▶ Written problem
Would you return the complete listing below word for word?

▶ Dataset
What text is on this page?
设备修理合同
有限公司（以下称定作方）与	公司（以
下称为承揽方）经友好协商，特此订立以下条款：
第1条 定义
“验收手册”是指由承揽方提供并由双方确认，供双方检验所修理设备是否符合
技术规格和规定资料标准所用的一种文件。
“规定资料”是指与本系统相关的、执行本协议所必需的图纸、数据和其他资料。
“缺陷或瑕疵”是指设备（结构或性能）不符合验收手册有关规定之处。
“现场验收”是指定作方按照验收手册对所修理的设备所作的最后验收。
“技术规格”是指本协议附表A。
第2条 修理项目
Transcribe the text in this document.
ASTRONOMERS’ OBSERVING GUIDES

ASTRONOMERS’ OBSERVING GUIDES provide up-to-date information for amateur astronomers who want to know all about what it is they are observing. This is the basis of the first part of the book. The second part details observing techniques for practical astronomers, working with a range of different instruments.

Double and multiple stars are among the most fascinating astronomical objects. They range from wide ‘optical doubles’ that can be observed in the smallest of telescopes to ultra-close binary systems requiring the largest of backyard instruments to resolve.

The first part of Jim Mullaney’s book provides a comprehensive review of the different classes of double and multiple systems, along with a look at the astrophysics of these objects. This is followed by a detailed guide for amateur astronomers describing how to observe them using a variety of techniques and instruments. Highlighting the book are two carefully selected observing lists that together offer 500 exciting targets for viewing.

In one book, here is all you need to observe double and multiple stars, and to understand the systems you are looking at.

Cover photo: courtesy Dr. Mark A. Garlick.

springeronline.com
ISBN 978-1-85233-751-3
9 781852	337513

▶ Full output
What text is on this page?
设备修理合同
有限公司（以下称定作方）与	公司（以
下称为承揽方）经友好协商，特此订立以下条款：
第1条 定义
“验收手册”是指由承揽方提供并由双方确认，供双方检验所修理设备是否符合
技术规格和规定资料标准所用的一种文件。
“规定资料”是指与本系统相关的、执行本协议所必需的图纸、数据和其他资料。
“缺陷或瑕疵”是指设备（结构或性能）不符合验收手册有关规定之处。
“现场验收”是指定作方按照验收手册对所修理的设备所作的最后验收。
“技术规格”是指本协议附表A。
第2条 修理项目
Transcribe the text in this document.
ASTRONOMERS’ OBSERVING GUIDES

ASTRONOMERS’ OBSERVING GUIDES provide up-to-date information for amateur astronomers who want to know all about what it is they are observing. This is the basis of the first part of the book. The second part details observing techniques for practical astronomers, working with a range of different instruments.

Double and multiple stars are among the most fascinating astronomical objects. They range from wide ‘optical doubles’ that can be observed in the smallest of telescopes to ultra-close binary systems requiring the largest of backyard instruments to resolve.

The first part of Jim Mullaney’s book provides a comprehensive review of the different classes of double and multiple systems, along with a look at the astrophysics of these objects. This is followed by a detailed guide for amateur astronomers describing how to observe them using a variety of techniques and instruments. Highlighting the book are two carefully selected observing lists that together offer 500 exciting targets for viewing.

In one book, here is all you need to observe double and multiple stars, and to understand the systems you are looking at.

Cover photo: courtesy Dr. Mark A. Garlick.

springeronline.com
ISBN 978-1-85233-751-3
9 781852	337513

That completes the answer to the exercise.